-- YOUR INSTRUCTIONS --
The material below should be written out in full and exactly; pictures stay out of the copy.

===== EXERCISE INPUTS

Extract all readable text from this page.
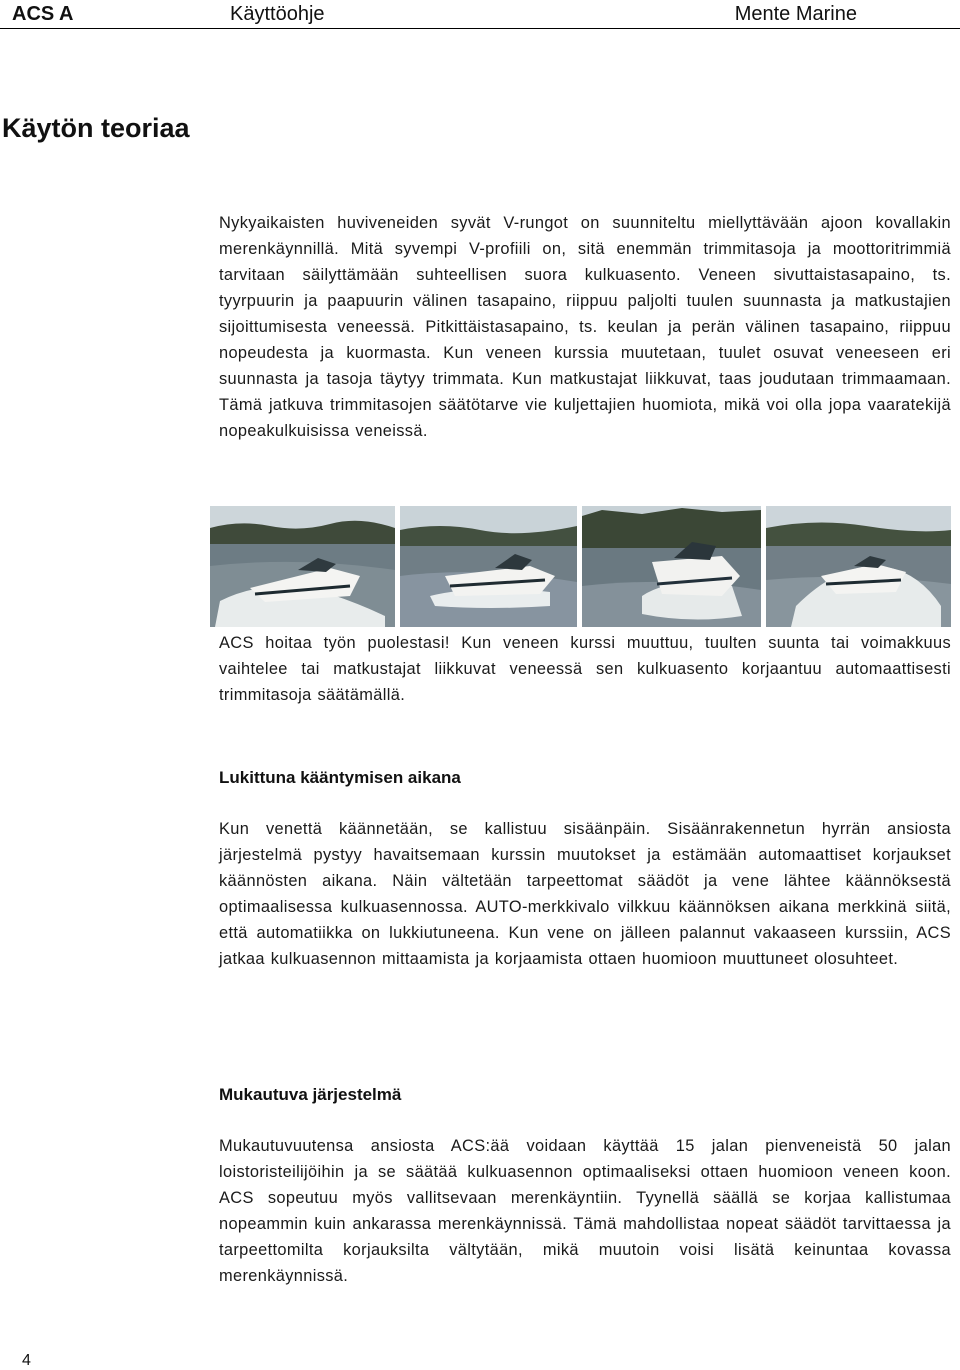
ACS A	Käyttöohje	Mente Marine
Käytön teoriaa

Nykyaikaisten huviveneiden syvät V-rungot on suunniteltu miellyttävään ajoon kovallakin merenkäynnillä. Mitä syvempi V-profiili on, sitä enemmän trimmitasoja ja moottoritrimmiä tarvitaan säilyttämään suhteellisen suora kulkuasento. Veneen sivuttaistasapaino, ts. tyyrpuurin ja paapuurin välinen tasapaino, riippuu paljolti tuulen suunnasta ja matkustajien sijoittumisesta veneessä. Pitkittäistasapaino, ts. keulan ja perän välinen tasapaino, riippuu nopeudesta ja kuormasta. Kun veneen kurssia muutetaan, tuulet osuvat veneeseen eri suunnasta ja tasoja täytyy trimmata. Kun matkustajat liikkuvat, taas joudutaan trimmaamaan. Tämä jatkuva trimmitasojen säätötarve vie kuljettajien huomiota, mikä voi olla jopa vaaratekijä nopeakulkuisissa veneissä.

ACS hoitaa työn puolestasi! Kun veneen kurssi muuttuu, tuulten suunta tai voimakkuus vaihtelee tai matkustajat liikkuvat veneessä sen kulkuasento korjaantuu automaattisesti trimmitasoja säätämällä.

Lukittuna kääntymisen aikana

Kun venettä käännetään, se kallistuu sisäänpäin. Sisäänrakennetun hyrrän ansiosta järjestelmä pystyy havaitsemaan kurssin muutokset ja estämään automaattiset korjaukset käännösten aikana. Näin vältetään tarpeettomat säädöt ja vene lähtee käännöksestä optimaalisessa kulkuasennossa. AUTO-merkkivalo vilkkuu käännöksen aikana merkkinä siitä, että automatiikka on lukkiutuneena. Kun vene on jälleen palannut vakaaseen kurssiin, ACS jatkaa kulkuasennon mittaamista ja korjaamista ottaen huomioon muuttuneet olosuhteet.

Mukautuva järjestelmä

Mukautuvuutensa ansiosta ACS:ää voidaan käyttää 15 jalan pienveneistä 50 jalan loistoristeilijöihin ja se säätää kulkuasennon optimaaliseksi ottaen huomioon veneen koon. ACS sopeutuu myös vallitsevaan merenkäyntiin. Tyynellä säällä se korjaa kallistumaa nopeammin kuin ankarassa merenkäynnissä. Tämä mahdollistaa nopeat säädöt tarvittaessa ja tarpeettomilta korjauksilta vältytään, mikä muutoin voisi lisätä keinuntaa kovassa merenkäynnissä.

4
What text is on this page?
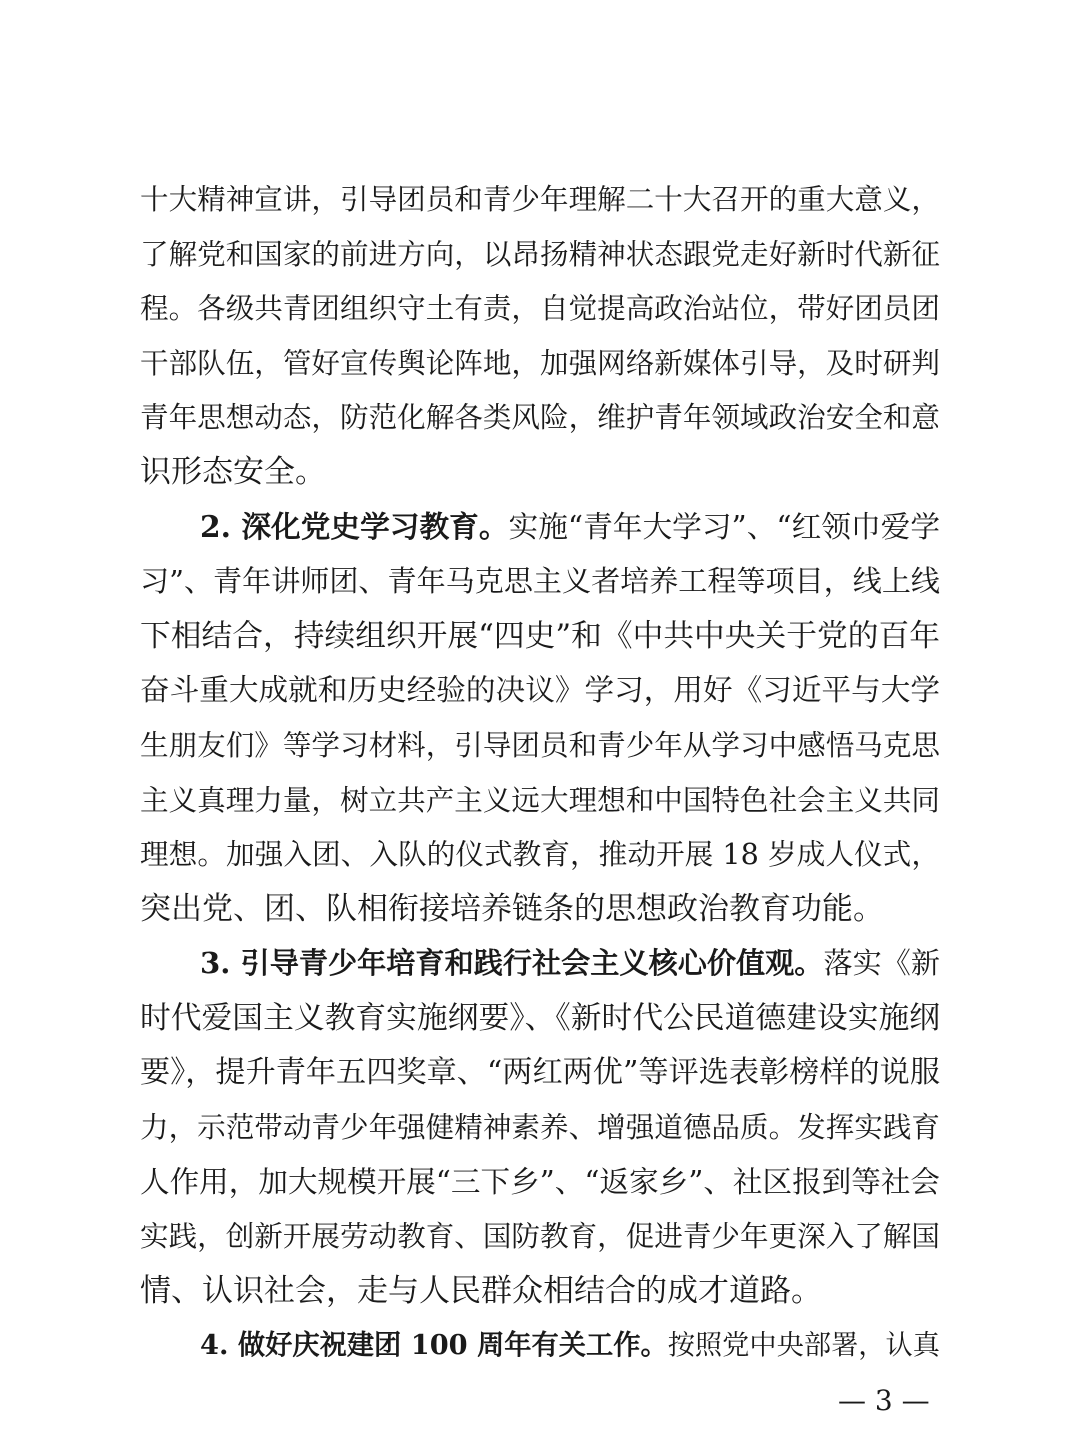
十大精神宣讲，引导团员和青少年理解二十大召开的重大意义，
了解党和国家的前进方向，以昂扬精神状态跟党走好新时代新征
程。各级共青团组织守土有责，自觉提高政治站位，带好团员团
干部队伍，管好宣传舆论阵地，加强网络新媒体引导，及时研判
青年思想动态，防范化解各类风险，维护青年领域政治安全和意
识形态安全。
2. 深化党史学习教育。实施“青年大学习”、“红领巾爱学
习”、青年讲师团、青年马克思主义者培养工程等项目，线上线
下相结合，持续组织开展“四史”和《中共中央关于党的百年
奋斗重大成就和历史经验的决议》学习，用好《习近平与大学
生朋友们》等学习材料，引导团员和青少年从学习中感悟马克思
主义真理力量，树立共产主义远大理想和中国特色社会主义共同
理想。加强入团、入队的仪式教育，推动开展 18 岁成人仪式，
突出党、团、队相衔接培养链条的思想政治教育功能。
3. 引导青少年培育和践行社会主义核心价值观。落实《新
时代爱国主义教育实施纲要》、《新时代公民道德建设实施纲
要》，提升青年五四奖章、“两红两优”等评选表彰榜样的说服
力，示范带动青少年强健精神素养、增强道德品质。发挥实践育
人作用，加大规模开展“三下乡”、“返家乡”、社区报到等社会
实践，创新开展劳动教育、国防教育，促进青少年更深入了解国
情、认识社会，走与人民群众相结合的成才道路。
4. 做好庆祝建团 100 周年有关工作。按照党中央部署，认真
— 3 —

==========

-- ANSWER TO THE PROBLEM --
Extract all readable text from this page.
ACS A	Käyttöohje	Mente Marine
Käytön teoriaa

Nykyaikaisten huviveneiden syvät V-rungot on suunniteltu miellyttävään ajoon kovallakin merenkäynnillä. Mitä syvempi V-profiili on, sitä enemmän trimmitasoja ja moottoritrimmiä tarvitaan säilyttämään suhteellisen suora kulkuasento. Veneen sivuttaistasapaino, ts. tyyrpuurin ja paapuurin välinen tasapaino, riippuu paljolti tuulen suunnasta ja matkustajien sijoittumisesta veneessä. Pitkittäistasapaino, ts. keulan ja perän välinen tasapaino, riippuu nopeudesta ja kuormasta. Kun veneen kurssia muutetaan, tuulet osuvat veneeseen eri suunnasta ja tasoja täytyy trimmata. Kun matkustajat liikkuvat, taas joudutaan trimmaamaan. Tämä jatkuva trimmitasojen säätötarve vie kuljettajien huomiota, mikä voi olla jopa vaaratekijä nopeakulkuisissa veneissä.

ACS hoitaa työn puolestasi! Kun veneen kurssi muuttuu, tuulten suunta tai voimakkuus vaihtelee tai matkustajat liikkuvat veneessä sen kulkuasento korjaantuu automaattisesti trimmitasoja säätämällä.

Lukittuna kääntymisen aikana

Kun venettä käännetään, se kallistuu sisäänpäin. Sisäänrakennetun hyrrän ansiosta järjestelmä pystyy havaitsemaan kurssin muutokset ja estämään automaattiset korjaukset käännösten aikana. Näin vältetään tarpeettomat säädöt ja vene lähtee käännöksestä optimaalisessa kulkuasennossa. AUTO-merkkivalo vilkkuu käännöksen aikana merkkinä siitä, että automatiikka on lukkiutuneena. Kun vene on jälleen palannut vakaaseen kurssiin, ACS jatkaa kulkuasennon mittaamista ja korjaamista ottaen huomioon muuttuneet olosuhteet.

Mukautuva järjestelmä

Mukautuvuutensa ansiosta ACS:ää voidaan käyttää 15 jalan pienveneistä 50 jalan loistoristeilijöihin ja se säätää kulkuasennon optimaaliseksi ottaen huomioon veneen koon. ACS sopeutuu myös vallitsevaan merenkäyntiin. Tyynellä säällä se korjaa kallistumaa nopeammin kuin ankarassa merenkäynnissä. Tämä mahdollistaa nopeat säädöt tarvittaessa ja tarpeettomilta korjauksilta vältytään, mikä muutoin voisi lisätä keinuntaa kovassa merenkäynnissä.

4
What text is on this page?
十大精神宣讲，引导团员和青少年理解二十大召开的重大意义，
了解党和国家的前进方向，以昂扬精神状态跟党走好新时代新征
程。各级共青团组织守土有责，自觉提高政治站位，带好团员团
干部队伍，管好宣传舆论阵地，加强网络新媒体引导，及时研判
青年思想动态，防范化解各类风险，维护青年领域政治安全和意
识形态安全。
2. 深化党史学习教育。实施“青年大学习”、“红领巾爱学
习”、青年讲师团、青年马克思主义者培养工程等项目，线上线
下相结合，持续组织开展“四史”和《中共中央关于党的百年
奋斗重大成就和历史经验的决议》学习，用好《习近平与大学
生朋友们》等学习材料，引导团员和青少年从学习中感悟马克思
主义真理力量，树立共产主义远大理想和中国特色社会主义共同
理想。加强入团、入队的仪式教育，推动开展 18 岁成人仪式，
突出党、团、队相衔接培养链条的思想政治教育功能。
3. 引导青少年培育和践行社会主义核心价值观。落实《新
时代爱国主义教育实施纲要》、《新时代公民道德建设实施纲
要》，提升青年五四奖章、“两红两优”等评选表彰榜样的说服
力，示范带动青少年强健精神素养、增强道德品质。发挥实践育
人作用，加大规模开展“三下乡”、“返家乡”、社区报到等社会
实践，创新开展劳动教育、国防教育，促进青少年更深入了解国
情、认识社会，走与人民群众相结合的成才道路。
4. 做好庆祝建团 100 周年有关工作。按照党中央部署，认真
— 3 —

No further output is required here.